● RECORDS TO PROCESS
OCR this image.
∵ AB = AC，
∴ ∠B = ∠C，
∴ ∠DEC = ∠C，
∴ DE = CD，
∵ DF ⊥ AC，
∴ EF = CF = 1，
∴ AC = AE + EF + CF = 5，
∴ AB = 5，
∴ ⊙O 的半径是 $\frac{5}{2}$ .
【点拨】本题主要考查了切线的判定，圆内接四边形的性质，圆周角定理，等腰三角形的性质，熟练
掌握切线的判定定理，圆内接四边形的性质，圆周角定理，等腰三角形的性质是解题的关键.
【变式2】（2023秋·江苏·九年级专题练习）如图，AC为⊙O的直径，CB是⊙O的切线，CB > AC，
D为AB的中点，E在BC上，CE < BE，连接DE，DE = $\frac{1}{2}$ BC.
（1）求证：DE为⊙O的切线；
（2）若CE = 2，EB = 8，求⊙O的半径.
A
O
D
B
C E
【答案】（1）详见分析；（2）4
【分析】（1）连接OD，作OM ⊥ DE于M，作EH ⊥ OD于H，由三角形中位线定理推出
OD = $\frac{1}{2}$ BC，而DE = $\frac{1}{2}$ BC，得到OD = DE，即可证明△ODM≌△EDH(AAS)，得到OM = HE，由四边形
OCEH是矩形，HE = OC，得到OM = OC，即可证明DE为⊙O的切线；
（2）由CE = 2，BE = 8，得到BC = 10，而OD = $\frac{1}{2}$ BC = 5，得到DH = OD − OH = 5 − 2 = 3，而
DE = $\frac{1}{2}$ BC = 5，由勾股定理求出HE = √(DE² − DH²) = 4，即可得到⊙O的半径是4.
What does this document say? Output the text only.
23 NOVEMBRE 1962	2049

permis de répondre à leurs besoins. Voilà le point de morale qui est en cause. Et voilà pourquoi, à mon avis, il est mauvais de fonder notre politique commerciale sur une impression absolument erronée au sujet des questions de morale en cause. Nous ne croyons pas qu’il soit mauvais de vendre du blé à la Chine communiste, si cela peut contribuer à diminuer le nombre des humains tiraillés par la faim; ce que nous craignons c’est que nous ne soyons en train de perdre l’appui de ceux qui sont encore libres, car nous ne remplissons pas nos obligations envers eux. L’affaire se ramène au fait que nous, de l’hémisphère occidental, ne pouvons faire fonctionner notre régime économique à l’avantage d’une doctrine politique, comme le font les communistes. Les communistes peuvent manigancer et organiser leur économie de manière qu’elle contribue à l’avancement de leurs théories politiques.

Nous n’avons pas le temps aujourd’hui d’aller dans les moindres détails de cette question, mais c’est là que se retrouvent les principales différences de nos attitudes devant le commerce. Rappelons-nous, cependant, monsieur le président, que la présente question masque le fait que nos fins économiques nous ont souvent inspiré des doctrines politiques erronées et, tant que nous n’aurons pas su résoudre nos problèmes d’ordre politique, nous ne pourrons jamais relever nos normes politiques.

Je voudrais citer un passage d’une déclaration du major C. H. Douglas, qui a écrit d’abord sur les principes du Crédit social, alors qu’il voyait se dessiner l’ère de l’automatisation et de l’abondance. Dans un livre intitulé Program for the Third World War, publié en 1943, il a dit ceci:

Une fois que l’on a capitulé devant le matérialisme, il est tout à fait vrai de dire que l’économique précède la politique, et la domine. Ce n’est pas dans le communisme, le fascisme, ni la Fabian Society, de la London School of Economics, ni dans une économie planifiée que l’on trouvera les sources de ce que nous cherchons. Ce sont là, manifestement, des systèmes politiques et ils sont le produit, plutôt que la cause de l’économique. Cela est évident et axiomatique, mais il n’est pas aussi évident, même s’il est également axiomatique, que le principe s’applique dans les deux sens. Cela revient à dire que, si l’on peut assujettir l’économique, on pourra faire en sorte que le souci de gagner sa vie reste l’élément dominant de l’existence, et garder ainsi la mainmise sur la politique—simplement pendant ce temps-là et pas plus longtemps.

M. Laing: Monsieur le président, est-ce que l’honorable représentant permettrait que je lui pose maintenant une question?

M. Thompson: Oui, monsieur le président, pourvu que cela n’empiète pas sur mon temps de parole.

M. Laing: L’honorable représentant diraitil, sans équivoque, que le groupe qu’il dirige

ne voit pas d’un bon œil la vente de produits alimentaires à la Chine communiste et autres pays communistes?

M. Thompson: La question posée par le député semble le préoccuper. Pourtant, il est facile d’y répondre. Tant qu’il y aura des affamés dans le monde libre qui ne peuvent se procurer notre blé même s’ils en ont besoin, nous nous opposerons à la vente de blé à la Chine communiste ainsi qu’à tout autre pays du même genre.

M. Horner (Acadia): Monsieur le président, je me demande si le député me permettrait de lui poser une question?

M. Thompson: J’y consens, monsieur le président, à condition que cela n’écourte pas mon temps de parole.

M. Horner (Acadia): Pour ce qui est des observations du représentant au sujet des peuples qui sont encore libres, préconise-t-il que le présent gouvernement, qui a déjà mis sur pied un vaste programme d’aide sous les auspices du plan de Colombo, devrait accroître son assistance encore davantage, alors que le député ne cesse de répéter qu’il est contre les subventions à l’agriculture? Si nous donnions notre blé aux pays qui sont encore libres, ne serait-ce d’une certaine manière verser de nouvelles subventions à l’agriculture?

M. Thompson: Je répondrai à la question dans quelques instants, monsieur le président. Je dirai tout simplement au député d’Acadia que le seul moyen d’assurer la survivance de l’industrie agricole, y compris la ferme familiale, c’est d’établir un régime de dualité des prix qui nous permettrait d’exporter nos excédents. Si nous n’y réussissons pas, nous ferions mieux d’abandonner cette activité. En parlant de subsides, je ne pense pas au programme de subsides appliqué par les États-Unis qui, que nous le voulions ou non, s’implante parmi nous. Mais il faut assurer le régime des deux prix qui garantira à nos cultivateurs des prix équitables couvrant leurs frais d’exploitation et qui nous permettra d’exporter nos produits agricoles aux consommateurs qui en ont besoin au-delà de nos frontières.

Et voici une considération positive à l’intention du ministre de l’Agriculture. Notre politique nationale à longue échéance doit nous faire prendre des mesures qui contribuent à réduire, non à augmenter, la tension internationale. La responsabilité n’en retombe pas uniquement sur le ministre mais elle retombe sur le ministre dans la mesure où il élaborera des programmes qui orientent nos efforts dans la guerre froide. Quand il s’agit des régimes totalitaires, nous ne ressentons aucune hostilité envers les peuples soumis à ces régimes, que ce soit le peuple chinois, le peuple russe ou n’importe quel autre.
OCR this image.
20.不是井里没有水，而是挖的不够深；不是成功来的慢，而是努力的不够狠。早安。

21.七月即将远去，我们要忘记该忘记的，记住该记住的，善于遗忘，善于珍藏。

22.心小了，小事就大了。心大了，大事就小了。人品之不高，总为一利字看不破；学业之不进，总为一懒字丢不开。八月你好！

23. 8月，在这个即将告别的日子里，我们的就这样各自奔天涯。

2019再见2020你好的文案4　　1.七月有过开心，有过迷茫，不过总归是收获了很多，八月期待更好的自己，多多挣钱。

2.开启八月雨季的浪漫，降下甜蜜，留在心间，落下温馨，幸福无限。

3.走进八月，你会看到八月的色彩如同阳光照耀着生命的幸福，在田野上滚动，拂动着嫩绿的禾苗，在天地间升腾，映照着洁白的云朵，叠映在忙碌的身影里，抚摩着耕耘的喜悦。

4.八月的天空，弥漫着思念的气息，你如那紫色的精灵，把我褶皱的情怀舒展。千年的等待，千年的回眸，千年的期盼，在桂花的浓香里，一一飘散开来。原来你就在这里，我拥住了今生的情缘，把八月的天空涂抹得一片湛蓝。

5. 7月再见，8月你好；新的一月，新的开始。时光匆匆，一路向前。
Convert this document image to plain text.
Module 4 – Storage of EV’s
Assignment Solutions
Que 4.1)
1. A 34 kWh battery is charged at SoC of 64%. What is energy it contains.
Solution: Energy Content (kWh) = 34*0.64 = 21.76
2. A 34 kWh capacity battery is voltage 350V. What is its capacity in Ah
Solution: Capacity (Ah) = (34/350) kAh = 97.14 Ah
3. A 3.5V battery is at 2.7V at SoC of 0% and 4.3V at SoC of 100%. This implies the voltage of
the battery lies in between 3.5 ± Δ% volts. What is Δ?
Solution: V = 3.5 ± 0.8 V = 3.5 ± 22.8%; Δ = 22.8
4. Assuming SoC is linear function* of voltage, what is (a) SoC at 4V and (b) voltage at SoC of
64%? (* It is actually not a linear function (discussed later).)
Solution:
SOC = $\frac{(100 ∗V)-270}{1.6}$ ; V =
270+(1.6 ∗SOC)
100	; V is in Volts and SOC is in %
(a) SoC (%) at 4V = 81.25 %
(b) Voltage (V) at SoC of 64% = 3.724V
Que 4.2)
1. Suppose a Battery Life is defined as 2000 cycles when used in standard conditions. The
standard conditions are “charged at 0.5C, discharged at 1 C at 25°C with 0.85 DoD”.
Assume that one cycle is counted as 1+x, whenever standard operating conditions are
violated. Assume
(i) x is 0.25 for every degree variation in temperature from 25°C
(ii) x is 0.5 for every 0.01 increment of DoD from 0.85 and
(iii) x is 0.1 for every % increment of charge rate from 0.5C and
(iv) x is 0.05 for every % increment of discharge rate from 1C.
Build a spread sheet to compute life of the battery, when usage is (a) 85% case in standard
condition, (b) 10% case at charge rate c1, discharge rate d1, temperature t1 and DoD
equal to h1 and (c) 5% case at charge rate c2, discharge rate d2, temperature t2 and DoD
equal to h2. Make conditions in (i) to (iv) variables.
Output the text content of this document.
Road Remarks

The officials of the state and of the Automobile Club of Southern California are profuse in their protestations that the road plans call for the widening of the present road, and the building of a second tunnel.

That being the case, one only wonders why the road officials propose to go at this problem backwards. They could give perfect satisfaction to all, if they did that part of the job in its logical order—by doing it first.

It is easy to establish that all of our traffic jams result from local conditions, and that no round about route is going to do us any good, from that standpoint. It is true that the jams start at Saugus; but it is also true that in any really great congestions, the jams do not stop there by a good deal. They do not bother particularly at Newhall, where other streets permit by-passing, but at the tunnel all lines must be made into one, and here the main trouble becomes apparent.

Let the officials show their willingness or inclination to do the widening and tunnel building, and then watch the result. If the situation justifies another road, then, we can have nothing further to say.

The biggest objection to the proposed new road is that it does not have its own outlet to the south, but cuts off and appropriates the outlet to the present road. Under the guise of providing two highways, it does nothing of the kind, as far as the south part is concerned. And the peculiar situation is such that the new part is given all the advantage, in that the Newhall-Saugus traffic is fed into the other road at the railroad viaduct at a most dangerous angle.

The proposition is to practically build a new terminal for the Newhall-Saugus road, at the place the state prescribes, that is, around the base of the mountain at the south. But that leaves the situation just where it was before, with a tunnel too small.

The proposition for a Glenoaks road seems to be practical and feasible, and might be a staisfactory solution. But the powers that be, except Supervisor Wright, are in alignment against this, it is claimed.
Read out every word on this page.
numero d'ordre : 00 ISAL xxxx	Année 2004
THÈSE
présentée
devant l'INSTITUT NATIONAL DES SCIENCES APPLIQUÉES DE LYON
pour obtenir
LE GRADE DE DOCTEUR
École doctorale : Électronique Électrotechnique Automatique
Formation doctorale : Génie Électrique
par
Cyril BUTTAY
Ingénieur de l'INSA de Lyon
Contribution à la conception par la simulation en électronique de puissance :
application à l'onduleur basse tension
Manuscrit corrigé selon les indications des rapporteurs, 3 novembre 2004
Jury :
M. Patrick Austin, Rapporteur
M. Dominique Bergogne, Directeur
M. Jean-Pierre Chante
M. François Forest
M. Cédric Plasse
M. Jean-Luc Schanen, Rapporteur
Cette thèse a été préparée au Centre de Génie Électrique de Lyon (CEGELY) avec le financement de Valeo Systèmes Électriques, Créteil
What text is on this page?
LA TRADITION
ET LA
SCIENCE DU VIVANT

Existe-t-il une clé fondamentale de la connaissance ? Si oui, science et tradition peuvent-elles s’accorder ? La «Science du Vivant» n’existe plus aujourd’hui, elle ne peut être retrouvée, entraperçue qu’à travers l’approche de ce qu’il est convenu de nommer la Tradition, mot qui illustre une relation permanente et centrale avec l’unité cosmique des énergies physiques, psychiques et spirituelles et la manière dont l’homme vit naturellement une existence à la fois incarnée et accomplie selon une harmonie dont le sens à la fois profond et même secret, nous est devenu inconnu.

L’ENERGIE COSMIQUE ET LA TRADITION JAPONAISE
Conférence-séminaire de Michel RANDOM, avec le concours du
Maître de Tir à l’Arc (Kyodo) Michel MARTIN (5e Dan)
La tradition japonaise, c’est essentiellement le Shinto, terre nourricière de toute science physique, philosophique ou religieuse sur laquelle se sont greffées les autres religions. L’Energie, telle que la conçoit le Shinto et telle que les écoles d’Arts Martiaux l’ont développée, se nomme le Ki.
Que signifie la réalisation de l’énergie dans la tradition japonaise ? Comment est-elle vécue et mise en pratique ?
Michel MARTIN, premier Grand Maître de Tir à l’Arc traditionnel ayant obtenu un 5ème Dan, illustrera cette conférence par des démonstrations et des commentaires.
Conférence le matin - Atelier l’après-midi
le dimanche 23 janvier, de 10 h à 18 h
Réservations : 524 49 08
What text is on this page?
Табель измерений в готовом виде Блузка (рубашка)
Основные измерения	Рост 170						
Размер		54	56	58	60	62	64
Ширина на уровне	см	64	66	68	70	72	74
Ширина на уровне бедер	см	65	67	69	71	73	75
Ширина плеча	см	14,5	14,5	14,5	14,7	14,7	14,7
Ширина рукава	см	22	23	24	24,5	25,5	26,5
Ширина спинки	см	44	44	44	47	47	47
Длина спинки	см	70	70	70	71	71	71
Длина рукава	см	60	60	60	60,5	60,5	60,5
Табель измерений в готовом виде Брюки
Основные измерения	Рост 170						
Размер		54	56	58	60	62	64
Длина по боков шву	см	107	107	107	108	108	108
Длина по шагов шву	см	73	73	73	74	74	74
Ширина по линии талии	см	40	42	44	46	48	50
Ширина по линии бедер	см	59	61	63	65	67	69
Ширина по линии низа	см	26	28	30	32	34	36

● BRIEF
Pick out the lines containing the string "рукава".

● OUTPUT
Ширина рукава	см	22	23	24	24,5	25,5	26,5
Длина рукава	см	60	60	60	60,5	60,5	60,5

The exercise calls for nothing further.